> [Objective] Quote the listing in full, exactly as given, minus any pictures.

─── Input for this task

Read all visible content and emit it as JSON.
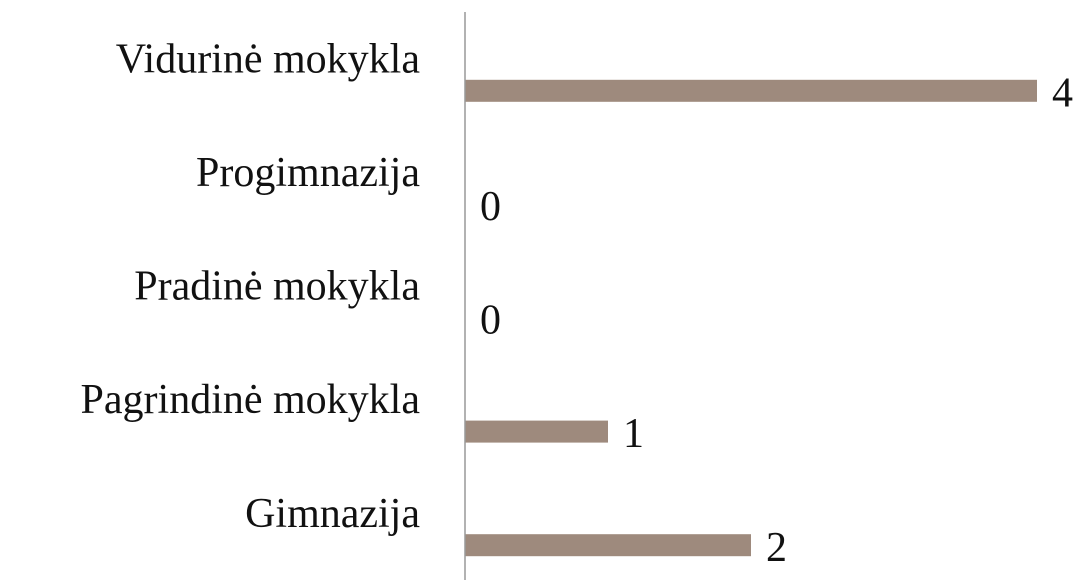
{
  "chart_data": {
    "type": "bar",
    "orientation": "horizontal",
    "categories": [
      "Vidurinė mokykla",
      "Progimnazija",
      "Pradinė mokykla",
      "Pagrindinė mokykla",
      "Gimnazija"
    ],
    "values": [
      4,
      0,
      0,
      1,
      2
    ],
    "color": "#9e8a7d",
    "xlim": [
      0,
      4
    ]
  }
}
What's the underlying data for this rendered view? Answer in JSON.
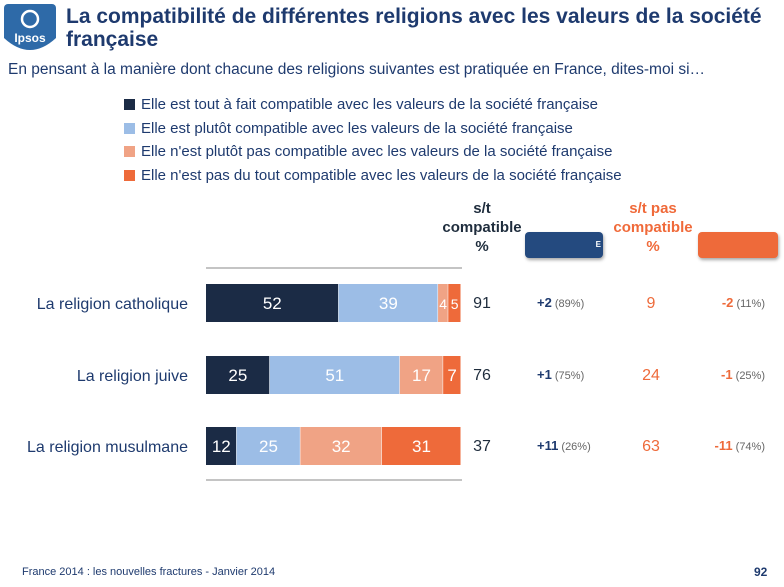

──────

> [The reply]
Read all visible content and emit it as JSON.
{
  "chart_data": {
    "type": "bar",
    "orientation": "horizontal",
    "categories": [
      "Vidurinė mokykla",
      "Progimnazija",
      "Pradinė mokykla",
      "Pagrindinė mokykla",
      "Gimnazija"
    ],
    "values": [
      4,
      0,
      0,
      1,
      2
    ],
    "color": "#9e8a7d",
    "xlim": [
      0,
      4
    ]
  }
}
What's the underlying data for this rendered view? Answer in JSON.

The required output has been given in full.